▶ _ACTIVITIES_
A - Condense the paragraph of the bone remodeling text that opens "Tb.N, Tb.Th and Tb.Sp could be dependent" into a short bulleted list that keeps its main facts.
B - Answer these questions from the bone remodeling text:
(i) In the model, toward what kind of strain regions did osteoclasts migrate?
(ii) Which earlier model captured Tb.N, Tb.Th and Tb.Sp despite a significant discrepancy in dynamic parameters?
(iii) How were the in vivo remodeled regions distributed, compared with the in silico ones?

▶ _TEXT SECTION_
Tb.N, Tb.Th and Tb.Sp could be dependent on the single-cell movement, apposition and resorption rates by osteoblasts and osteoclasts as well as by the mineralizing and eroded surface. The single-cell movement was modeled with migration towards regions of higher or lower strains for the osteoblasts and osteoclasts, respectively. Such migration can lead to bone formation and bone resorption patterns that can alter the morphology of the microarchitecture and the extent of the remodeled surface to adapt to the local perceived strains. Further, the mineral apposition and resorption rates had to be higher to reduce the difference between in silico and in vivo bone formation and resorption rates. Eventually, trabecular parameters would be affected by these changes resulting from more accentuated local remodeling. If MAR, MRR, MS and ES were closer to the in vivo values, the static trabecular parameters could have better followed the corresponding in vivo values. However, this aspect should be further inspected because, for example, the in silico model of Levchuk and others captured Tb.N, Tb.Th and Tb.Sp despite a significant discrepancy in dynamic parameters (Levchuk et al., 2014), while the model of Schulte and others for ovariectomy and loading captured some dynamic parameters and BV/TV but not Tb.N, Tb.Th and Tb.Sp (Schulte et al., 2013b). In the model presented, the regulation of the dynamic parameters was not trivial because the mineralizing and eroded surfaces were not easy to capture due to the complex interplay between the mechanical environment, the mechanomics and the subsequent cascade in the signaling process to regulate osteoblasts and osteoclasts activity. The remodeled regions were rather large in silico compared to in vivo which were more scattered throughout the trabecular volume. Thus, the trabecular remodeling by the single cells was less localized in silico.

▶ _DATA FOR ANALYSIS_
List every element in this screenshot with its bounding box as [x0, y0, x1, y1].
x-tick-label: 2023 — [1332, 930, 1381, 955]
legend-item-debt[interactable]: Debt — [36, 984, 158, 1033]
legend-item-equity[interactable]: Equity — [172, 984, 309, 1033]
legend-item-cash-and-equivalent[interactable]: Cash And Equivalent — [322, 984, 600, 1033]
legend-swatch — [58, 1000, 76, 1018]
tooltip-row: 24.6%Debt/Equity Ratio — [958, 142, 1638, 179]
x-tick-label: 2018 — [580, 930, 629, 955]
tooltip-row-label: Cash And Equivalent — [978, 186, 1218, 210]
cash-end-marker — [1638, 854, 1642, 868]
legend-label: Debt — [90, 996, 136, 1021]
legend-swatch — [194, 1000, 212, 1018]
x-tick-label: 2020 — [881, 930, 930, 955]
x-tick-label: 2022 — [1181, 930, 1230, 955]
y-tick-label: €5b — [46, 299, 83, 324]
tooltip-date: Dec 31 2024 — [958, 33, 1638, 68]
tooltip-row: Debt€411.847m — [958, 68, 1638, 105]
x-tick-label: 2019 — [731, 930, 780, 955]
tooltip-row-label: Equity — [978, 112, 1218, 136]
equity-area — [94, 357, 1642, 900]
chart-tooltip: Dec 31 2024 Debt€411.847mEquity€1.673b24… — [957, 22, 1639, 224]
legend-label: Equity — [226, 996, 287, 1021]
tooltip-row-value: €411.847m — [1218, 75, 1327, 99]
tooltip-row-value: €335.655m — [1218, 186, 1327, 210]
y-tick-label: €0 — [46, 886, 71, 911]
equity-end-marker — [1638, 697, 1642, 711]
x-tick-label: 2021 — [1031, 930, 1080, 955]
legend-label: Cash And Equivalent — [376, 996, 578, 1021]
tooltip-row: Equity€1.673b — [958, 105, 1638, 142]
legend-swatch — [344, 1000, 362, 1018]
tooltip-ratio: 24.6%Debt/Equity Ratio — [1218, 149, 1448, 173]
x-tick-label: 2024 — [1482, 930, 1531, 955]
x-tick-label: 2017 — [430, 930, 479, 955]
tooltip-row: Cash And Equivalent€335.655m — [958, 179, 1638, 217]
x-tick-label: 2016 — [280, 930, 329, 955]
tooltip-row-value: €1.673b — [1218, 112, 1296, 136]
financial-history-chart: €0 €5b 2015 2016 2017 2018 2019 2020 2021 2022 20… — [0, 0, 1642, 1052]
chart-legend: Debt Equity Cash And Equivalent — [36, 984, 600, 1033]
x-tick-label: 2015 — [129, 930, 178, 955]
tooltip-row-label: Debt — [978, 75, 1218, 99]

▶ _PROBLEM SOLUTIONS_
A -
- Tb.N, Tb.Th and Tb.Sp may depend on single-cell movement, on the apposition and resorption rates of osteoblasts and osteoclasts, and on mineralizing and eroded surface.
- In the model, osteoblasts migrated toward higher strains and osteoclasts toward lower strains. This can change the microarchitecture and the extent of the remodeled surface.
- Mineral apposition and resorption rates had to be raised to bring in silico formation and resorption closer to in vivo values. This more accentuated local remodeling would affect trabecular parameters.
- Closer MAR, MRR, MS and ES values might have let the static trabecular parameters better match in vivo values. This needs further study.
- Earlier models show mixed results. Levchuk et al. (2014) captured Tb.N, Tb.Th and Tb.Sp despite a significant discrepancy in dynamic parameters. Schulte et al. (2013b) captured some dynamic parameters and BV/TV but not Tb.N, Tb.Th and Tb.Sp.
- Mineralizing and eroded surfaces were hard to capture. The reason is the complex interplay of the mechanical environment, mechanomics and signaling that regulate osteoblast and osteoclast activity.
- Remodeled regions were larger in silico than in vivo, where they were more scattered. Remodeling in silico was therefore less localized.

B -
(i) Regions of lower strains.
(ii) The in silico model of Levchuk and others (Levchuk et al., 2014).
(iii) They were more scattered throughout the trabecular volume, while the in silico regions were rather large.